Dataset entries on figures
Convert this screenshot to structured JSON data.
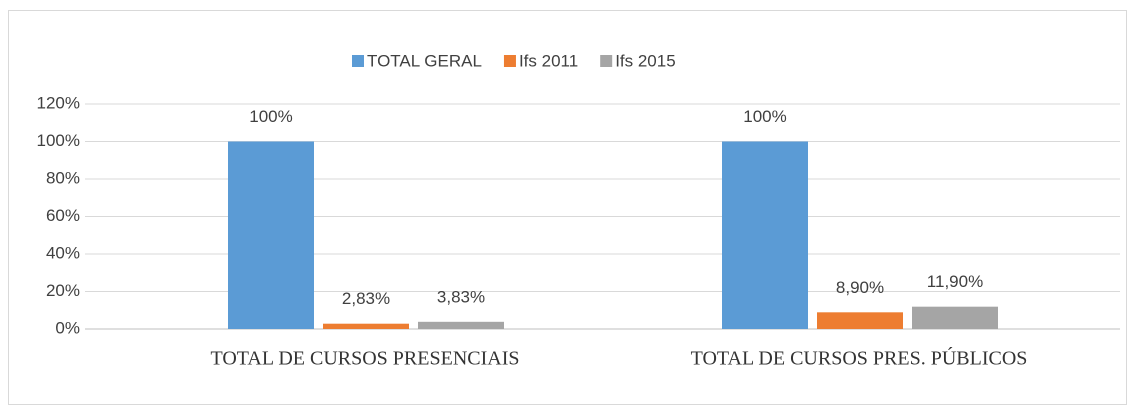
{
  "chart_data": {
    "type": "bar",
    "categories": [
      "TOTAL DE CURSOS PRESENCIAIS",
      "TOTAL DE CURSOS PRES. PÚBLICOS"
    ],
    "series": [
      {
        "name": "TOTAL GERAL",
        "color": "#5b9bd5",
        "values": [
          100,
          100
        ],
        "value_labels": [
          "100%",
          "100%"
        ]
      },
      {
        "name": "Ifs 2011",
        "color": "#ed7d31",
        "values": [
          2.83,
          8.9
        ],
        "value_labels": [
          "2,83%",
          "8,90%"
        ]
      },
      {
        "name": "Ifs 2015",
        "color": "#a5a5a5",
        "values": [
          3.83,
          11.9
        ],
        "value_labels": [
          "3,83%",
          "11,90%"
        ]
      }
    ],
    "ylim": [
      0,
      120
    ],
    "yticks": [
      {
        "value": 0,
        "label": "0%"
      },
      {
        "value": 20,
        "label": "20%"
      },
      {
        "value": 40,
        "label": "40%"
      },
      {
        "value": 60,
        "label": "60%"
      },
      {
        "value": 80,
        "label": "80%"
      },
      {
        "value": 100,
        "label": "100%"
      },
      {
        "value": 120,
        "label": "120%"
      }
    ],
    "grid": true,
    "legend": "top"
  }
}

* **TASK TO CARRY OUT**: For each line in the data above that contains the string "name", extract the line.

* **THE REPLY**:
        "name": "TOTAL GERAL",
        "name": "Ifs 2011",
        "name": "Ifs 2015",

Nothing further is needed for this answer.